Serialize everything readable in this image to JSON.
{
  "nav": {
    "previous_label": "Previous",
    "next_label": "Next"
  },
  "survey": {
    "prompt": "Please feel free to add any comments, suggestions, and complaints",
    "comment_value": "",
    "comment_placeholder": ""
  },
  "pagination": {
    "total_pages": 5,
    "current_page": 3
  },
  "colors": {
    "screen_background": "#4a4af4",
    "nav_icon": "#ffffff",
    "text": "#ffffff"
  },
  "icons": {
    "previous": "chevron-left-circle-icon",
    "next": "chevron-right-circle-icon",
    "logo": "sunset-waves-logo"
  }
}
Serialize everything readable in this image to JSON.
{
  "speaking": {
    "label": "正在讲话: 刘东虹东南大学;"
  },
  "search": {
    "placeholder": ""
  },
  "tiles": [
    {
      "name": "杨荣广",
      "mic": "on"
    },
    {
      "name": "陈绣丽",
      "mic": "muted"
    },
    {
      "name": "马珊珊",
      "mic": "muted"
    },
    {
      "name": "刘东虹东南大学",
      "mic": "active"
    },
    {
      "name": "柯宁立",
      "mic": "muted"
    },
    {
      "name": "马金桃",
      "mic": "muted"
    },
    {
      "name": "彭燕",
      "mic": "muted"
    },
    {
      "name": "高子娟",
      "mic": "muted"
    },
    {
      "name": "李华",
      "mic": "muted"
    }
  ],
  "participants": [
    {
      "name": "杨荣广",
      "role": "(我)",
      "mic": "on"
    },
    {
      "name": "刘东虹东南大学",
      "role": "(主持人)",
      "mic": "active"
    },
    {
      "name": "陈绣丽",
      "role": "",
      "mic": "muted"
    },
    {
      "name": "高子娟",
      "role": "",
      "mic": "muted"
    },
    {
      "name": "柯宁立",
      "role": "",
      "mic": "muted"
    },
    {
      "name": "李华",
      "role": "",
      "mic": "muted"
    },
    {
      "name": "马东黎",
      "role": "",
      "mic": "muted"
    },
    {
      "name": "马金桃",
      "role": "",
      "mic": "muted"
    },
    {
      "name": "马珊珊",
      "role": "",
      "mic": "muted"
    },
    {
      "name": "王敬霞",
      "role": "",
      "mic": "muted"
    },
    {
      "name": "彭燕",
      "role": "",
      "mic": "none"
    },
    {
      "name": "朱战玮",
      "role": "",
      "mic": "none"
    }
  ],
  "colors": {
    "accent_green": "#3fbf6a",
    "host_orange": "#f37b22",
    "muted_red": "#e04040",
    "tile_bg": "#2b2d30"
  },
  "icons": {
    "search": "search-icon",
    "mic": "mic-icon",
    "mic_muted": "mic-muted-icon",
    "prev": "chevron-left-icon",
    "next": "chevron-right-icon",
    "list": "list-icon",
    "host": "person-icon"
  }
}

......

▶ WORK INSTRUCTIONS
Return all the data exactly as given.

▶ EXERCISE SOLUTION
Serialize everything readable in this image to JSON.
{
  "nav": {
    "previous_label": "Previous",
    "next_label": "Next"
  },
  "survey": {
    "prompt": "Please feel free to add any comments, suggestions, and complaints",
    "comment_value": "",
    "comment_placeholder": ""
  },
  "pagination": {
    "total_pages": 5,
    "current_page": 3
  },
  "colors": {
    "screen_background": "#4a4af4",
    "nav_icon": "#ffffff",
    "text": "#ffffff"
  },
  "icons": {
    "previous": "chevron-left-circle-icon",
    "next": "chevron-right-circle-icon",
    "logo": "sunset-waves-logo"
  }
}
Serialize everything readable in this image to JSON.
{
  "speaking": {
    "label": "正在讲话: 刘东虹东南大学;"
  },
  "search": {
    "placeholder": ""
  },
  "tiles": [
    {
      "name": "杨荣广",
      "mic": "on"
    },
    {
      "name": "陈绣丽",
      "mic": "muted"
    },
    {
      "name": "马珊珊",
      "mic": "muted"
    },
    {
      "name": "刘东虹东南大学",
      "mic": "active"
    },
    {
      "name": "柯宁立",
      "mic": "muted"
    },
    {
      "name": "马金桃",
      "mic": "muted"
    },
    {
      "name": "彭燕",
      "mic": "muted"
    },
    {
      "name": "高子娟",
      "mic": "muted"
    },
    {
      "name": "李华",
      "mic": "muted"
    }
  ],
  "participants": [
    {
      "name": "杨荣广",
      "role": "(我)",
      "mic": "on"
    },
    {
      "name": "刘东虹东南大学",
      "role": "(主持人)",
      "mic": "active"
    },
    {
      "name": "陈绣丽",
      "role": "",
      "mic": "muted"
    },
    {
      "name": "高子娟",
      "role": "",
      "mic": "muted"
    },
    {
      "name": "柯宁立",
      "role": "",
      "mic": "muted"
    },
    {
      "name": "李华",
      "role": "",
      "mic": "muted"
    },
    {
      "name": "马东黎",
      "role": "",
      "mic": "muted"
    },
    {
      "name": "马金桃",
      "role": "",
      "mic": "muted"
    },
    {
      "name": "马珊珊",
      "role": "",
      "mic": "muted"
    },
    {
      "name": "王敬霞",
      "role": "",
      "mic": "muted"
    },
    {
      "name": "彭燕",
      "role": "",
      "mic": "none"
    },
    {
      "name": "朱战玮",
      "role": "",
      "mic": "none"
    }
  ],
  "colors": {
    "accent_green": "#3fbf6a",
    "host_orange": "#f37b22",
    "muted_red": "#e04040",
    "tile_bg": "#2b2d30"
  },
  "icons": {
    "search": "search-icon",
    "mic": "mic-icon",
    "mic_muted": "mic-muted-icon",
    "prev": "chevron-left-icon",
    "next": "chevron-right-icon",
    "list": "list-icon",
    "host": "person-icon"
  }
}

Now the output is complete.